§ **Do this**
Retype all the records with nothing changed.

-=-=-=-=-

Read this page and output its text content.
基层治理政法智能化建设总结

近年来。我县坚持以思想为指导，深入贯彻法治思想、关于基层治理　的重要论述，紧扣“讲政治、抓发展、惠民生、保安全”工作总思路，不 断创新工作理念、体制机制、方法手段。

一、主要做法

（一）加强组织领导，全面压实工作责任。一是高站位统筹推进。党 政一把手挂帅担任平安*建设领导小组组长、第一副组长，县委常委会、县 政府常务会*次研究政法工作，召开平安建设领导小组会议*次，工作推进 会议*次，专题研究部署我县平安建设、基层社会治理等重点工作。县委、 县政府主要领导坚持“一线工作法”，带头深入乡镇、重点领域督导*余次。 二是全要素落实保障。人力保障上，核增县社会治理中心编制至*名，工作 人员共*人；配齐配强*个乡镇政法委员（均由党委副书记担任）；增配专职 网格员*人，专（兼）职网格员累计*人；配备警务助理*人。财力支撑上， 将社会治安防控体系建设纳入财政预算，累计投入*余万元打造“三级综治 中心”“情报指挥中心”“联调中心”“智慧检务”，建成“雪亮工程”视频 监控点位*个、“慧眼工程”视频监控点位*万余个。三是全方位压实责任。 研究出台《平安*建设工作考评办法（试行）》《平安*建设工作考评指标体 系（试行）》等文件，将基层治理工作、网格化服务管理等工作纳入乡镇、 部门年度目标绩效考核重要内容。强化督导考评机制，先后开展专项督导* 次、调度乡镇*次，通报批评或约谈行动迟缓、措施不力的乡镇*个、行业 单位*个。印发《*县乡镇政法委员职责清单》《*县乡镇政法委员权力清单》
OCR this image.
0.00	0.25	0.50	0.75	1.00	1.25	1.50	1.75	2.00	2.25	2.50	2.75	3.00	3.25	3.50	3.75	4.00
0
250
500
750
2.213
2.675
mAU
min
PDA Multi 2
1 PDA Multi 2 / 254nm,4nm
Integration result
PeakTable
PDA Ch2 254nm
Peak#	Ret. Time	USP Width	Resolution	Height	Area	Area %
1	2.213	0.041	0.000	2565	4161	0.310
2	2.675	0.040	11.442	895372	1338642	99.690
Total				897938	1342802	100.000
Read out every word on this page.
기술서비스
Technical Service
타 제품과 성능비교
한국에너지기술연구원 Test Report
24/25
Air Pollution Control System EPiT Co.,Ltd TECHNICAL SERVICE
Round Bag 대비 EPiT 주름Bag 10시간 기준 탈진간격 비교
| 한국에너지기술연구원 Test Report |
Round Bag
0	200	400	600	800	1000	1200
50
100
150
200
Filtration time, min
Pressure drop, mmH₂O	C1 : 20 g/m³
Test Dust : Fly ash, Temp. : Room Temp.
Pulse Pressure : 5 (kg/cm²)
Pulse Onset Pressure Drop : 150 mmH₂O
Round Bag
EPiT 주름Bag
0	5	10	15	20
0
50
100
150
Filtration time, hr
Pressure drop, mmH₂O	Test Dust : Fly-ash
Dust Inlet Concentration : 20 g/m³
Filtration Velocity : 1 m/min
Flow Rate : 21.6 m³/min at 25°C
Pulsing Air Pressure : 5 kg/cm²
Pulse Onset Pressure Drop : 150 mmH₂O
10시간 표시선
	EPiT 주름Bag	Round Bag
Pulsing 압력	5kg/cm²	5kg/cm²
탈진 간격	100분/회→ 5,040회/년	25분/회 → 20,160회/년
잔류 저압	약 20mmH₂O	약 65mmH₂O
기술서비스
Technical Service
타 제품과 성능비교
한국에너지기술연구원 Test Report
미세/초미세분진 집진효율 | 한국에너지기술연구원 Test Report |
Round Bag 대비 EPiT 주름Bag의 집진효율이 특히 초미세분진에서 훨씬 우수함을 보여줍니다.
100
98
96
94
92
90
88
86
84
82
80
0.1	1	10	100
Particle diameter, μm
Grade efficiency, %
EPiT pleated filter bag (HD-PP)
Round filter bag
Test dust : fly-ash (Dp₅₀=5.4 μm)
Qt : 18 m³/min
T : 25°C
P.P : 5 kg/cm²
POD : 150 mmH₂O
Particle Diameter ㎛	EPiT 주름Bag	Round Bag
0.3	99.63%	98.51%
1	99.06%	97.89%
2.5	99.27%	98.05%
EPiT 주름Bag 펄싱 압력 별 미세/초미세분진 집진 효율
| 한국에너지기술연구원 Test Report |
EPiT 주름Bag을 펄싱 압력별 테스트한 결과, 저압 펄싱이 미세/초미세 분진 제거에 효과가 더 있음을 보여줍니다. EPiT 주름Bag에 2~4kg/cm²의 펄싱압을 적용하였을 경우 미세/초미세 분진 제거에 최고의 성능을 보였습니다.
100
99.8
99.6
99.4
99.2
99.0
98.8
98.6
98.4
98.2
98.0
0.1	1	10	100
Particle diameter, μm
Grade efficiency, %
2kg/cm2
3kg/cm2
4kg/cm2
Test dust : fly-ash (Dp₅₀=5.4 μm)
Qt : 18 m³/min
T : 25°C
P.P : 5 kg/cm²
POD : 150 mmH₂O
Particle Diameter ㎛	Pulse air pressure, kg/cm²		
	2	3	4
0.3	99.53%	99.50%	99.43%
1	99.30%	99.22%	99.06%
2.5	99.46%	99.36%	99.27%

-=-=-=-=-

§ **Result of the task**
Read this page and output its text content.
基层治理政法智能化建设总结

近年来。我县坚持以思想为指导，深入贯彻法治思想、关于基层治理　的重要论述，紧扣“讲政治、抓发展、惠民生、保安全”工作总思路，不 断创新工作理念、体制机制、方法手段。

一、主要做法

（一）加强组织领导，全面压实工作责任。一是高站位统筹推进。党 政一把手挂帅担任平安*建设领导小组组长、第一副组长，县委常委会、县 政府常务会*次研究政法工作，召开平安建设领导小组会议*次，工作推进 会议*次，专题研究部署我县平安建设、基层社会治理等重点工作。县委、 县政府主要领导坚持“一线工作法”，带头深入乡镇、重点领域督导*余次。 二是全要素落实保障。人力保障上，核增县社会治理中心编制至*名，工作 人员共*人；配齐配强*个乡镇政法委员（均由党委副书记担任）；增配专职 网格员*人，专（兼）职网格员累计*人；配备警务助理*人。财力支撑上， 将社会治安防控体系建设纳入财政预算，累计投入*余万元打造“三级综治 中心”“情报指挥中心”“联调中心”“智慧检务”，建成“雪亮工程”视频 监控点位*个、“慧眼工程”视频监控点位*万余个。三是全方位压实责任。 研究出台《平安*建设工作考评办法（试行）》《平安*建设工作考评指标体 系（试行）》等文件，将基层治理工作、网格化服务管理等工作纳入乡镇、 部门年度目标绩效考核重要内容。强化督导考评机制，先后开展专项督导* 次、调度乡镇*次，通报批评或约谈行动迟缓、措施不力的乡镇*个、行业 单位*个。印发《*县乡镇政法委员职责清单》《*县乡镇政法委员权力清单》
OCR this image.
0.00	0.25	0.50	0.75	1.00	1.25	1.50	1.75	2.00	2.25	2.50	2.75	3.00	3.25	3.50	3.75	4.00
0
250
500
750
2.213
2.675
mAU
min
PDA Multi 2
1 PDA Multi 2 / 254nm,4nm
Integration result
PeakTable
PDA Ch2 254nm
Peak#	Ret. Time	USP Width	Resolution	Height	Area	Area %
1	2.213	0.041	0.000	2565	4161	0.310
2	2.675	0.040	11.442	895372	1338642	99.690
Total				897938	1342802	100.000
Read out every word on this page.
기술서비스
Technical Service
타 제품과 성능비교
한국에너지기술연구원 Test Report
24/25
Air Pollution Control System EPiT Co.,Ltd TECHNICAL SERVICE
Round Bag 대비 EPiT 주름Bag 10시간 기준 탈진간격 비교
| 한국에너지기술연구원 Test Report |
Round Bag
0	200	400	600	800	1000	1200
50
100
150
200
Filtration time, min
Pressure drop, mmH₂O	C1 : 20 g/m³
Test Dust : Fly ash, Temp. : Room Temp.
Pulse Pressure : 5 (kg/cm²)
Pulse Onset Pressure Drop : 150 mmH₂O
Round Bag
EPiT 주름Bag
0	5	10	15	20
0
50
100
150
Filtration time, hr
Pressure drop, mmH₂O	Test Dust : Fly-ash
Dust Inlet Concentration : 20 g/m³
Filtration Velocity : 1 m/min
Flow Rate : 21.6 m³/min at 25°C
Pulsing Air Pressure : 5 kg/cm²
Pulse Onset Pressure Drop : 150 mmH₂O
10시간 표시선
	EPiT 주름Bag	Round Bag
Pulsing 압력	5kg/cm²	5kg/cm²
탈진 간격	100분/회→ 5,040회/년	25분/회 → 20,160회/년
잔류 저압	약 20mmH₂O	약 65mmH₂O
기술서비스
Technical Service
타 제품과 성능비교
한국에너지기술연구원 Test Report
미세/초미세분진 집진효율 | 한국에너지기술연구원 Test Report |
Round Bag 대비 EPiT 주름Bag의 집진효율이 특히 초미세분진에서 훨씬 우수함을 보여줍니다.
100
98
96
94
92
90
88
86
84
82
80
0.1	1	10	100
Particle diameter, μm
Grade efficiency, %
EPiT pleated filter bag (HD-PP)
Round filter bag
Test dust : fly-ash (Dp₅₀=5.4 μm)
Qt : 18 m³/min
T : 25°C
P.P : 5 kg/cm²
POD : 150 mmH₂O
Particle Diameter ㎛	EPiT 주름Bag	Round Bag
0.3	99.63%	98.51%
1	99.06%	97.89%
2.5	99.27%	98.05%
EPiT 주름Bag 펄싱 압력 별 미세/초미세분진 집진 효율
| 한국에너지기술연구원 Test Report |
EPiT 주름Bag을 펄싱 압력별 테스트한 결과, 저압 펄싱이 미세/초미세 분진 제거에 효과가 더 있음을 보여줍니다. EPiT 주름Bag에 2~4kg/cm²의 펄싱압을 적용하였을 경우 미세/초미세 분진 제거에 최고의 성능을 보였습니다.
100
99.8
99.6
99.4
99.2
99.0
98.8
98.6
98.4
98.2
98.0
0.1	1	10	100
Particle diameter, μm
Grade efficiency, %
2kg/cm2
3kg/cm2
4kg/cm2
Test dust : fly-ash (Dp₅₀=5.4 μm)
Qt : 18 m³/min
T : 25°C
P.P : 5 kg/cm²
POD : 150 mmH₂O
Particle Diameter ㎛	Pulse air pressure, kg/cm²		
	2	3	4
0.3	99.53%	99.50%	99.43%
1	99.30%	99.22%	99.06%
2.5	99.46%	99.36%	99.27%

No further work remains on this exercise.